[Element placement data]
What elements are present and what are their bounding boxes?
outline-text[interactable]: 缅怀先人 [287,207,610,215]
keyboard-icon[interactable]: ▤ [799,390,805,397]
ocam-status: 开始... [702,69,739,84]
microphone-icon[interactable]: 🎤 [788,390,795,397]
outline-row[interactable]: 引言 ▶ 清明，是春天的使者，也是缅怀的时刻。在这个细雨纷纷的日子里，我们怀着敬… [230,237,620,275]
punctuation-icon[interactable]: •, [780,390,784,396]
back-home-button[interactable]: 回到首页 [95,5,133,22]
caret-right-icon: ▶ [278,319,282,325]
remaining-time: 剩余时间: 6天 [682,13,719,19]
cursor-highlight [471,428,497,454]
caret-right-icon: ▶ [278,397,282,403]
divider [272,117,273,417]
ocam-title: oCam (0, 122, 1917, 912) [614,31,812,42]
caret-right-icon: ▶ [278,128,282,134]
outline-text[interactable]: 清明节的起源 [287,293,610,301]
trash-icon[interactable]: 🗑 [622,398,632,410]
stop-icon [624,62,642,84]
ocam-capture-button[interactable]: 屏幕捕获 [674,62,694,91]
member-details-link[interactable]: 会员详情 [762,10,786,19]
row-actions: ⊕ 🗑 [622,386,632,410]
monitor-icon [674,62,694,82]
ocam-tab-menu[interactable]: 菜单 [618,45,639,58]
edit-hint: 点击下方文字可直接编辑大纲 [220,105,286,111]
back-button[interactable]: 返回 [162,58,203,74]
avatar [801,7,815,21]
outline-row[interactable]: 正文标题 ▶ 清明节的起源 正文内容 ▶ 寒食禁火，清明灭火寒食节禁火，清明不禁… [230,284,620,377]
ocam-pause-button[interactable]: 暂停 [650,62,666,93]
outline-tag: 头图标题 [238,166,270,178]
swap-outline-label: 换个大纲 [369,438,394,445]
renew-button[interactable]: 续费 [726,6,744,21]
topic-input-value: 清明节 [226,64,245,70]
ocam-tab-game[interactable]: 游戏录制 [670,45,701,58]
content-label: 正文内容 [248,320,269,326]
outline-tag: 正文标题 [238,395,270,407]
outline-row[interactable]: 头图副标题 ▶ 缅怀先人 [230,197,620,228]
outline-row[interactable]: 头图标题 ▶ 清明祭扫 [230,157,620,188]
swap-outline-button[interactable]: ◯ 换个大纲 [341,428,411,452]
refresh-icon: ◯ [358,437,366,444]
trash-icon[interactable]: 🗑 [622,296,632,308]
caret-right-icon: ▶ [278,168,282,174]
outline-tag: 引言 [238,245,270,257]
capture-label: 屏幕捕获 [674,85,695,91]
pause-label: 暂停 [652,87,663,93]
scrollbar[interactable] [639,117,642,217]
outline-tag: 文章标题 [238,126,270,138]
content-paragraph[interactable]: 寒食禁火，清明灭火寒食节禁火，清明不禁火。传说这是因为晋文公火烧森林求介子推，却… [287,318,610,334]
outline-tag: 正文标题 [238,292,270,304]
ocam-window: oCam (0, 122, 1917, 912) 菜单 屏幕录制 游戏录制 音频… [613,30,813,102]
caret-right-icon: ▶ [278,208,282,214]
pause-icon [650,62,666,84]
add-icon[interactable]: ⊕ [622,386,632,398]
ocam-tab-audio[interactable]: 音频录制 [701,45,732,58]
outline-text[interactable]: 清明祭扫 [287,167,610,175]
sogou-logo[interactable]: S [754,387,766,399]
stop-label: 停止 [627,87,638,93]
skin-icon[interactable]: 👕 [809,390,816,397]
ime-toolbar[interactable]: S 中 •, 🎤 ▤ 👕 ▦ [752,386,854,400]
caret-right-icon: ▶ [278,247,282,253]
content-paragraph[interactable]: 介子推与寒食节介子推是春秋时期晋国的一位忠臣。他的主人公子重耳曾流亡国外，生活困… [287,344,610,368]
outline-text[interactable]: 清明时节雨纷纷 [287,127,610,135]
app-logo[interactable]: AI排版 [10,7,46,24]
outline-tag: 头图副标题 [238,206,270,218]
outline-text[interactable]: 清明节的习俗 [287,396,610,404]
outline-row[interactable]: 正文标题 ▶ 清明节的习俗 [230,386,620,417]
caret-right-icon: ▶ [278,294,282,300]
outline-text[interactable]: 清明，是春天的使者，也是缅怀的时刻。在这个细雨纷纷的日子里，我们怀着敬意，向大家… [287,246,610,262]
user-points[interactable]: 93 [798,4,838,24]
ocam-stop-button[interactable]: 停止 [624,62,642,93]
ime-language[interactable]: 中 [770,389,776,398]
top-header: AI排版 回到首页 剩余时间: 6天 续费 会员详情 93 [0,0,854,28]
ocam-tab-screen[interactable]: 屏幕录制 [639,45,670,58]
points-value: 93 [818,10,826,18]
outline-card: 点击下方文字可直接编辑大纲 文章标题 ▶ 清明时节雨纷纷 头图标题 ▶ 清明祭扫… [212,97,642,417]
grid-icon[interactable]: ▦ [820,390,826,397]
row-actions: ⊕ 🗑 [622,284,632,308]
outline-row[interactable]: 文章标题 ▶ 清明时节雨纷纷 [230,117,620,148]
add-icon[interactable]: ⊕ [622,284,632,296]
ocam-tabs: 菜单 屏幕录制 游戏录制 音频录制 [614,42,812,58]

- What to work on
Locate every line in the entries above that contains the string "在这个细雨纷纷的日子里", and copy each of those lines in full.

- Correct result
outline-row[interactable]: 引言 ▶ 清明，是春天的使者，也是缅怀的时刻。在这个细雨纷纷的日子里，我们怀着敬… [230,237,620,275]
outline-text[interactable]: 清明，是春天的使者，也是缅怀的时刻。在这个细雨纷纷的日子里，我们怀着敬意，向大家… [287,246,610,262]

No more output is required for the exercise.